(Some records)
** Begin **
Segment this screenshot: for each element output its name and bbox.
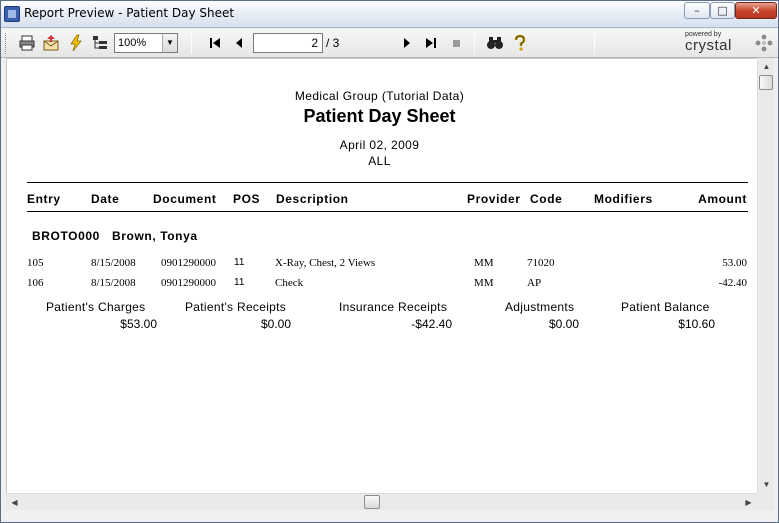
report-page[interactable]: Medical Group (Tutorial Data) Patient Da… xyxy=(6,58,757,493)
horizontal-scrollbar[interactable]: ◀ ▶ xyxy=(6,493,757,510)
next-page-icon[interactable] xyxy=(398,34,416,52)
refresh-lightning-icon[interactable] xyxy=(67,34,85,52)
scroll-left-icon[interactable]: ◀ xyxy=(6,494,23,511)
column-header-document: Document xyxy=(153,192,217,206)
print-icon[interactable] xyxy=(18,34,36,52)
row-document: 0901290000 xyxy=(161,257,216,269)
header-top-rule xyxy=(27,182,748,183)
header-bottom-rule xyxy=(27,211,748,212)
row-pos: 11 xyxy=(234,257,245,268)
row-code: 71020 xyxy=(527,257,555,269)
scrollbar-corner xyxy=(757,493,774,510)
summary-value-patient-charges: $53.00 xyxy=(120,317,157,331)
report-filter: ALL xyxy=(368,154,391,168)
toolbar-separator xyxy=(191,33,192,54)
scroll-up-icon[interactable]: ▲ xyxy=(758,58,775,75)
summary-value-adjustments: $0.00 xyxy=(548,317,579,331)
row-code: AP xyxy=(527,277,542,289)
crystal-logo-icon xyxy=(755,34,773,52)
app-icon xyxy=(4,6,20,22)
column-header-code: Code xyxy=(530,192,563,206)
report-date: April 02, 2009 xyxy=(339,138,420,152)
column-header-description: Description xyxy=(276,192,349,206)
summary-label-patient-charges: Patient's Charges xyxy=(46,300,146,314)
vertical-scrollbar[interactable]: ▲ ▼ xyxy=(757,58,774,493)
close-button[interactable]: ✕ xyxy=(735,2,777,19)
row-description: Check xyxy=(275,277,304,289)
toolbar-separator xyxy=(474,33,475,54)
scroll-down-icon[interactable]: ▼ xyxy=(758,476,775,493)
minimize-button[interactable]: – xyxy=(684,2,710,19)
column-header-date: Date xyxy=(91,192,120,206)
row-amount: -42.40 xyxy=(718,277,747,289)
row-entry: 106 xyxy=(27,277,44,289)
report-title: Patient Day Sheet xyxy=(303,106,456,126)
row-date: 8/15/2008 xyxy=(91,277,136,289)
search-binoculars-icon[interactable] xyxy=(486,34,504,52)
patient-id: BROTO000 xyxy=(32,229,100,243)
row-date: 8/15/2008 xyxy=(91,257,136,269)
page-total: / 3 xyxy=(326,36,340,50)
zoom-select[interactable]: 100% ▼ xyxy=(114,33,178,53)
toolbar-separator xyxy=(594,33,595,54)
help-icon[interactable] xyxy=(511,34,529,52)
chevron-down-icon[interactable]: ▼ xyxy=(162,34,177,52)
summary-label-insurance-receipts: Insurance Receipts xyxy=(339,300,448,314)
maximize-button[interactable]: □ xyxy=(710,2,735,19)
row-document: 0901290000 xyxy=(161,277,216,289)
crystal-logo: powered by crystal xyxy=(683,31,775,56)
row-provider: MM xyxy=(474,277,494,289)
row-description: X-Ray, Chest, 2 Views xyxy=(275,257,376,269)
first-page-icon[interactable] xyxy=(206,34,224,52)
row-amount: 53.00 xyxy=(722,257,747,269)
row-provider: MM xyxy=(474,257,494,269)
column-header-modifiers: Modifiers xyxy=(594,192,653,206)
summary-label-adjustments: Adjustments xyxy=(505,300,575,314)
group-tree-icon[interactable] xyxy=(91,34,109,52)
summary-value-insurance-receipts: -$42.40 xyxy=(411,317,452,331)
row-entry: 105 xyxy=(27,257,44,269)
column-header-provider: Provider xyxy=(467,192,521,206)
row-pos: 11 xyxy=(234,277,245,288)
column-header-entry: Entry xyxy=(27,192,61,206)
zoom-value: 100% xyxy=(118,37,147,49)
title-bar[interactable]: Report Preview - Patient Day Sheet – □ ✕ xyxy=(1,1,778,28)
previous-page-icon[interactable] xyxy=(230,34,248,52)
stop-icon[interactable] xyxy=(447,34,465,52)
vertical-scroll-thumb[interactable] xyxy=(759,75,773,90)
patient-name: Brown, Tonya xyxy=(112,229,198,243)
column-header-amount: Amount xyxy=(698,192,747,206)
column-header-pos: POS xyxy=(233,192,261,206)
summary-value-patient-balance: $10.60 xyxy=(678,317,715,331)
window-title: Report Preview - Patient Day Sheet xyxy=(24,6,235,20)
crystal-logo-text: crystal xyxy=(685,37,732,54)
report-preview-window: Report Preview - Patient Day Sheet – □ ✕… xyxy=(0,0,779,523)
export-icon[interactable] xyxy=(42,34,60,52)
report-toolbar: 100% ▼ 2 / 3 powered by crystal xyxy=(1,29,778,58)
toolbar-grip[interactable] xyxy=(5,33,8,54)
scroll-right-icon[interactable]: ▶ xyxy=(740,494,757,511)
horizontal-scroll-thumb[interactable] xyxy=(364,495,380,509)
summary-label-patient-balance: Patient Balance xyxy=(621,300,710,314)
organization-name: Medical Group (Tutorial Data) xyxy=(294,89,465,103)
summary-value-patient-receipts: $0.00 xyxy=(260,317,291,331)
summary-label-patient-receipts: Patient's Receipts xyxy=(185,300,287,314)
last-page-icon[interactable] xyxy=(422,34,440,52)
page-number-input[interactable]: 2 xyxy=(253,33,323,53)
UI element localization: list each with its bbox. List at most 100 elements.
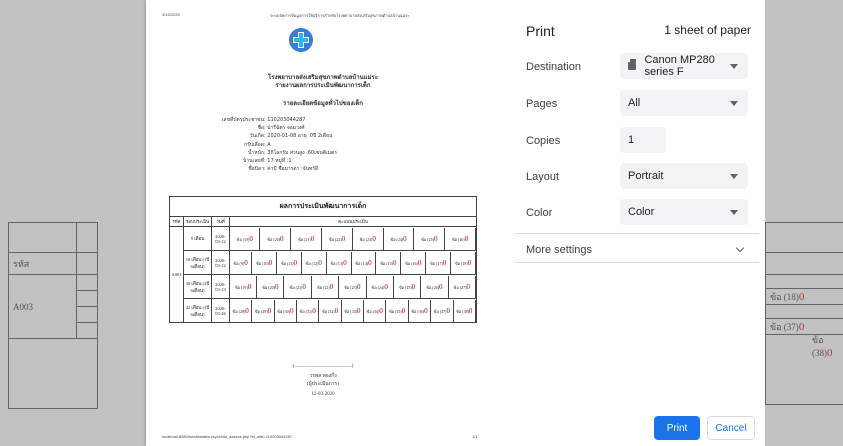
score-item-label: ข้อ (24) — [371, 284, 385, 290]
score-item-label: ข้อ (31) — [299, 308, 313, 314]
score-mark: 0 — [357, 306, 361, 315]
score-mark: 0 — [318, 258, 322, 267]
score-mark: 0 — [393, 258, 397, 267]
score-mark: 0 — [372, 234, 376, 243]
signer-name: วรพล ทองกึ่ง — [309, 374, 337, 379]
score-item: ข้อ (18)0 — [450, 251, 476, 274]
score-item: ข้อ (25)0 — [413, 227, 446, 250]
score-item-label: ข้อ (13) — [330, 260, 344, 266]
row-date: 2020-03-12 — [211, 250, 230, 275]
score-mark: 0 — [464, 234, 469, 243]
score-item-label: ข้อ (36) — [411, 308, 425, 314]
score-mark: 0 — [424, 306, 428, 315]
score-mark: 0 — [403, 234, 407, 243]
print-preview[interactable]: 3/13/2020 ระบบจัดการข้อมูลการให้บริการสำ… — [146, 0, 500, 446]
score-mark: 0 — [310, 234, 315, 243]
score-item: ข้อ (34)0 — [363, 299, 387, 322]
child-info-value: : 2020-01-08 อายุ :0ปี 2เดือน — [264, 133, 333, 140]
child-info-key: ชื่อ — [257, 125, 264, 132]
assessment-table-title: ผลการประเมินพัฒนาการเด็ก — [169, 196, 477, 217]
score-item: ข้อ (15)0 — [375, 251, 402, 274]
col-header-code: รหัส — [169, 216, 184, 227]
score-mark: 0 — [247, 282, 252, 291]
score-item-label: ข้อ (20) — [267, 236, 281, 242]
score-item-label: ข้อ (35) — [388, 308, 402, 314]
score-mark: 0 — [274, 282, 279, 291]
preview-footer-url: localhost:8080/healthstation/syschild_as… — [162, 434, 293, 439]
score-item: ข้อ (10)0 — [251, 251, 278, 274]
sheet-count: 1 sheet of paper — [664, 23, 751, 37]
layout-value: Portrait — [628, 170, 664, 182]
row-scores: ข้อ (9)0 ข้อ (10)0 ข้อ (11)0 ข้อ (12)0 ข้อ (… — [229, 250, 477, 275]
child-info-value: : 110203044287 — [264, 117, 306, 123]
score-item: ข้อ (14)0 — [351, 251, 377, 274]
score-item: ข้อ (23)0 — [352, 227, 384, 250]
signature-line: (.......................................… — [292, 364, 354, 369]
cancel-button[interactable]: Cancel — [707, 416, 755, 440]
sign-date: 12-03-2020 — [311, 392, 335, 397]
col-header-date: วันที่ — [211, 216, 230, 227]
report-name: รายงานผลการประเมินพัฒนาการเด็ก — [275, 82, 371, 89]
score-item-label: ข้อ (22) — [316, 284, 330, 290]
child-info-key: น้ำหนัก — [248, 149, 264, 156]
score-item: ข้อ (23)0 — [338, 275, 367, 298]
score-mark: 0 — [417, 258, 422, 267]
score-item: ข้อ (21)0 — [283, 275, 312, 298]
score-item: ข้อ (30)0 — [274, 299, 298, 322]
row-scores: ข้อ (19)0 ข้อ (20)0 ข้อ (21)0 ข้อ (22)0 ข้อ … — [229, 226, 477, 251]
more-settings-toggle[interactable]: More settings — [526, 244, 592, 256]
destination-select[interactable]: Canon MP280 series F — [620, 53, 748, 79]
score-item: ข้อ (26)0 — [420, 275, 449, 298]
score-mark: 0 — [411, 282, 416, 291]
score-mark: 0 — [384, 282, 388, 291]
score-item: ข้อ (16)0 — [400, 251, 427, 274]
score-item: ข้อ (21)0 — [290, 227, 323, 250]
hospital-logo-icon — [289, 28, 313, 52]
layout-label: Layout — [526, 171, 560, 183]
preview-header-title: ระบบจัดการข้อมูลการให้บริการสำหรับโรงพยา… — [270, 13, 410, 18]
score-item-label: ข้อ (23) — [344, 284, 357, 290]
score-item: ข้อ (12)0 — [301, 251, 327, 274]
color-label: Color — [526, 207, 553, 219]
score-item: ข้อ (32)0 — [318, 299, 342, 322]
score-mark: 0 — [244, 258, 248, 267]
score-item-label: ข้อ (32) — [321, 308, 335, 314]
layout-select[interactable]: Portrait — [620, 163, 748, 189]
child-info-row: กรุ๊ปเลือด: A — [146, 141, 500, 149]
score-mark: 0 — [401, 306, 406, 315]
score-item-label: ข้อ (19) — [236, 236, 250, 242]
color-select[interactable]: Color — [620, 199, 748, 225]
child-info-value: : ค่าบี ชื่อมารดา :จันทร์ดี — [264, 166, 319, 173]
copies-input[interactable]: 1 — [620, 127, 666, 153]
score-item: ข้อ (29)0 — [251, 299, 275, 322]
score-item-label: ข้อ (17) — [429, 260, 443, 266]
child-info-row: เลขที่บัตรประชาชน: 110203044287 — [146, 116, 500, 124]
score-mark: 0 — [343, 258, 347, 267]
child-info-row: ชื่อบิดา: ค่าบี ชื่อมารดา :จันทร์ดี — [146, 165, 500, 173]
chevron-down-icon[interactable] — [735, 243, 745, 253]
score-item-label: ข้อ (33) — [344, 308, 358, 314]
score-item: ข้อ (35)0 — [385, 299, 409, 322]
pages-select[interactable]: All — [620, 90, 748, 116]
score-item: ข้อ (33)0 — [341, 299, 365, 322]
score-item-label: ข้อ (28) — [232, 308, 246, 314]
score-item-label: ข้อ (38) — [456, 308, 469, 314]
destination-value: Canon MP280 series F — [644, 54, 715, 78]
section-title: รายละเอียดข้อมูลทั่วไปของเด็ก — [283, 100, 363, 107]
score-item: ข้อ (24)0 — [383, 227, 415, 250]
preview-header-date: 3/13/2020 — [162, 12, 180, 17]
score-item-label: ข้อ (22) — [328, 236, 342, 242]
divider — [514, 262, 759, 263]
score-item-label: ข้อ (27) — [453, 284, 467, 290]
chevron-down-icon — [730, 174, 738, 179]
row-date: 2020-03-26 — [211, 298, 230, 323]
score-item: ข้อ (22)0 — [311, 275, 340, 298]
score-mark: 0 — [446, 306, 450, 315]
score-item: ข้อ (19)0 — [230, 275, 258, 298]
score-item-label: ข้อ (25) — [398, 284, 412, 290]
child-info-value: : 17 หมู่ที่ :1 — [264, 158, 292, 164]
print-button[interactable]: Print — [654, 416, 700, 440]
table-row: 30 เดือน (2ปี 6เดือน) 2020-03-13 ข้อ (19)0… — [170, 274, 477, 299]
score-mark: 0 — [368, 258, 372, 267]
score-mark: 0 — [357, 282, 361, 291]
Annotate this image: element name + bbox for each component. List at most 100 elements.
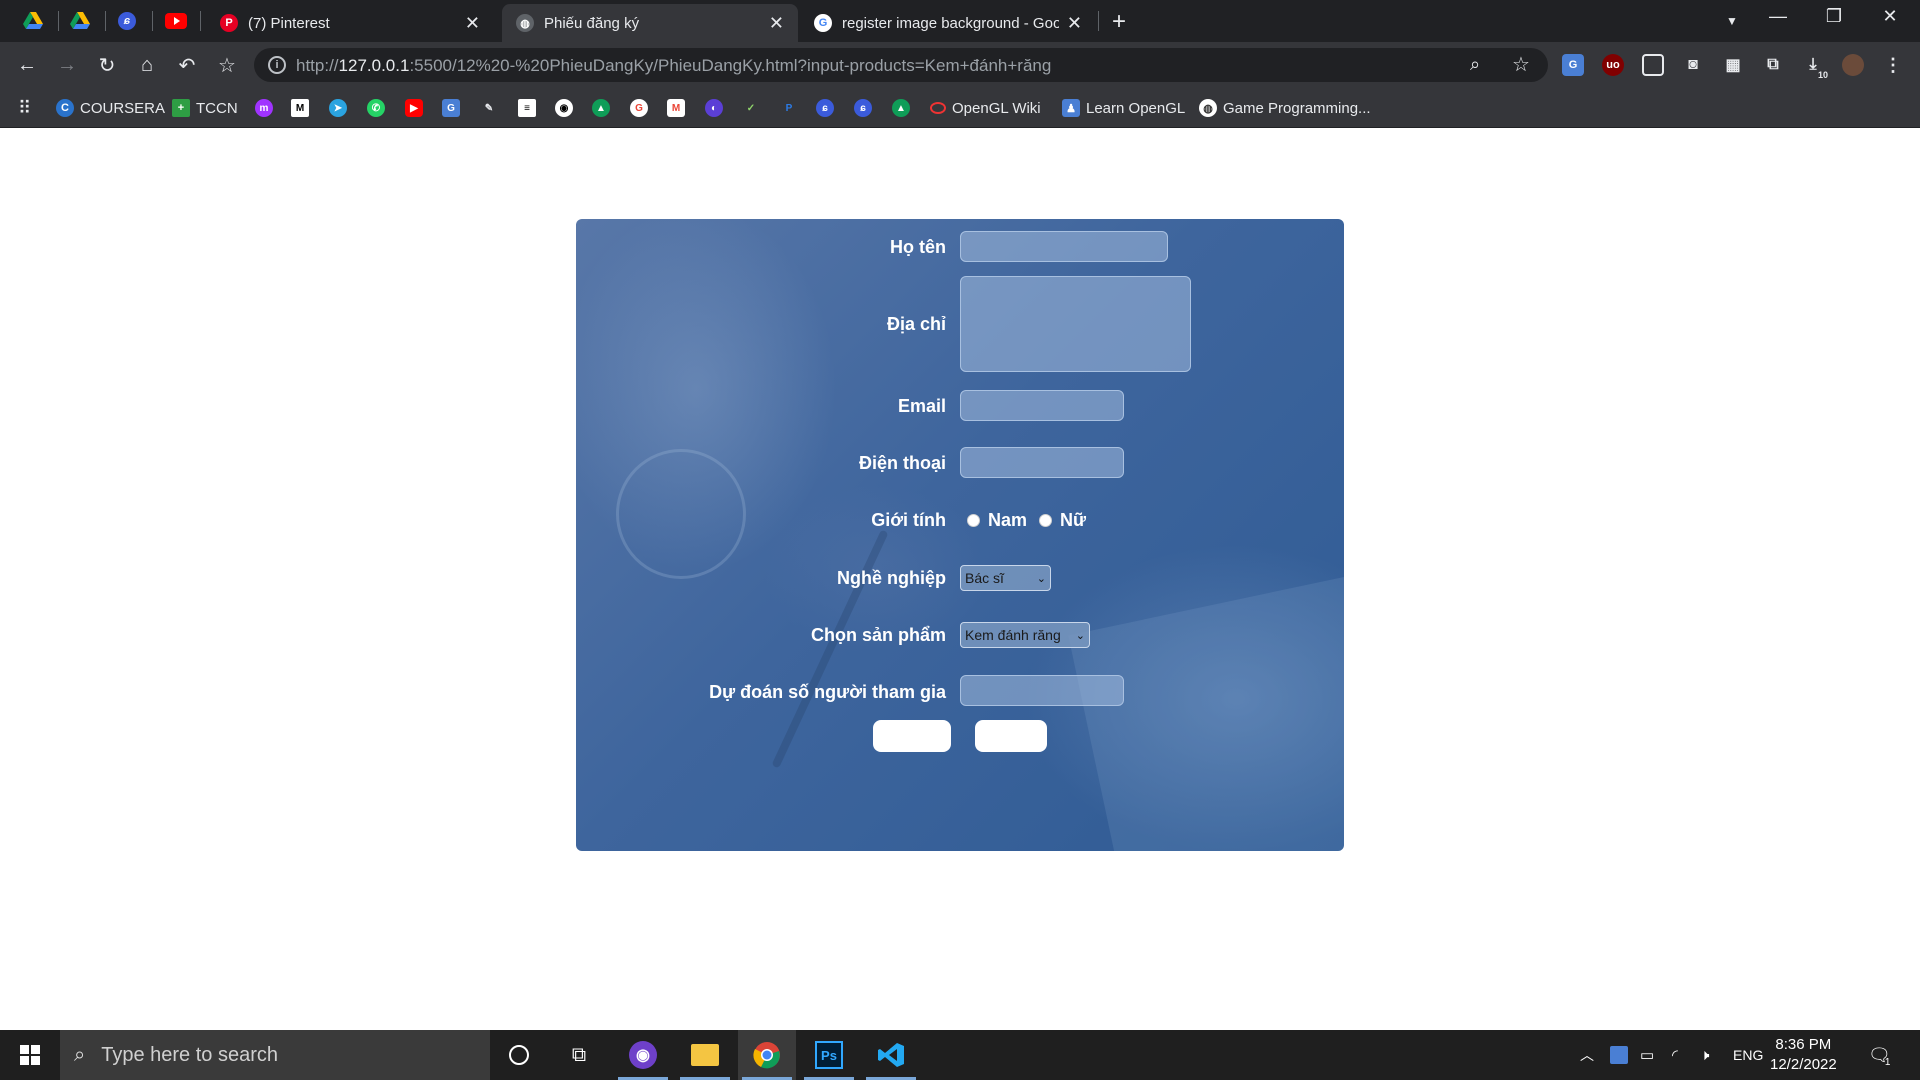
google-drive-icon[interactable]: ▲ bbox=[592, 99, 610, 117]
** End **
**AIM**
How many lines in the data above contain the string "info"? Count them and reply with the number alone.

**RESPONSE BELOW**
9